=== Requirements ===
Which lines hold the string "this"? Copy every one of them.

=== Provided material ===
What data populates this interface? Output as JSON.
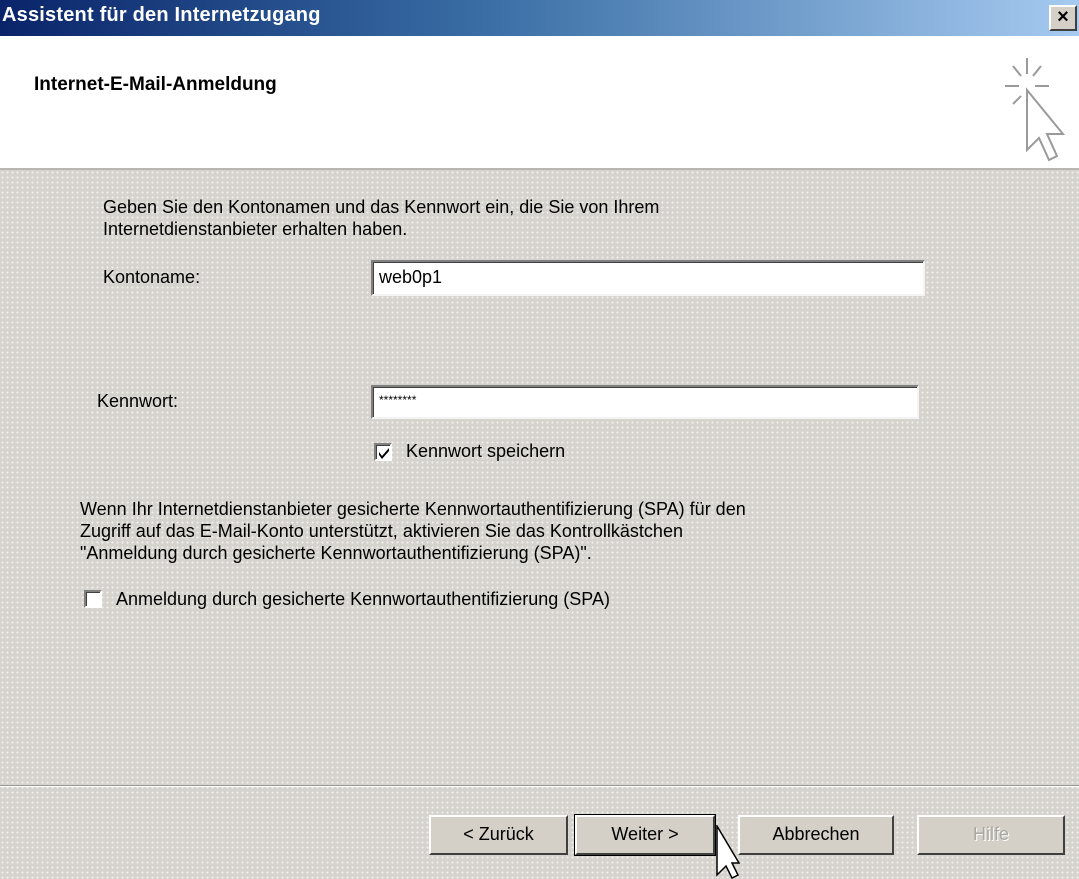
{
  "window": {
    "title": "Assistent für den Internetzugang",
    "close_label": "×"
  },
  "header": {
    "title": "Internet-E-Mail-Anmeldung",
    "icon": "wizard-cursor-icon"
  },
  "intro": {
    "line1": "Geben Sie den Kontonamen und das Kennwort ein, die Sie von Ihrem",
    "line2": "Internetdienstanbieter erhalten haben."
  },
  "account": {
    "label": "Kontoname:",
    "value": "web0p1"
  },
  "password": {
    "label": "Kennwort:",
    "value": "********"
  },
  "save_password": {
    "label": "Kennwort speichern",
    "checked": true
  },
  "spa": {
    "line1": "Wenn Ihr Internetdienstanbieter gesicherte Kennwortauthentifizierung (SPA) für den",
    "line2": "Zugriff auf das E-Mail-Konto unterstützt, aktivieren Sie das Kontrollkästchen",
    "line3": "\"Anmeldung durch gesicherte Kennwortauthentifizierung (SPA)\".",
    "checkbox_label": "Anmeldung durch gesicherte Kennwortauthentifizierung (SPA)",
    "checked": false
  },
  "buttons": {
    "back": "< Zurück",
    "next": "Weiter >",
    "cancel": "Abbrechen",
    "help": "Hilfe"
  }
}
---
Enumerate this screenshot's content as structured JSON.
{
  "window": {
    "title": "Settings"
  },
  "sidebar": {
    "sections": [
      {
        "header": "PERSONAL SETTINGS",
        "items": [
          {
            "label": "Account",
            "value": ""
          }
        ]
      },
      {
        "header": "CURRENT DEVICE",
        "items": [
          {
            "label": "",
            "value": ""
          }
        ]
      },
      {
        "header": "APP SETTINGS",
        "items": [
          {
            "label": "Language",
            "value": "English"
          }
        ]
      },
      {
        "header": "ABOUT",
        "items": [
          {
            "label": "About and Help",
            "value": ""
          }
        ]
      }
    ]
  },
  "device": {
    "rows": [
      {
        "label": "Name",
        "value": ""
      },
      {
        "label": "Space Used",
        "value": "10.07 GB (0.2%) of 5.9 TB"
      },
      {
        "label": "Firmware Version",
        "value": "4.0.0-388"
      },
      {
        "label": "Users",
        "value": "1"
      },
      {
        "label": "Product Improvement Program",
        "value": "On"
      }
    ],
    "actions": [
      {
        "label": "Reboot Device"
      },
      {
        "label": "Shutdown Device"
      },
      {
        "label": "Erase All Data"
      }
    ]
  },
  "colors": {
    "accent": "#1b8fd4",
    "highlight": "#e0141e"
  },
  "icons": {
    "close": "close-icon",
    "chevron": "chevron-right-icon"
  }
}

=== Solution ===
What data populates this interface? Output as JSON.
Enumerate this screenshot's content as structured JSON.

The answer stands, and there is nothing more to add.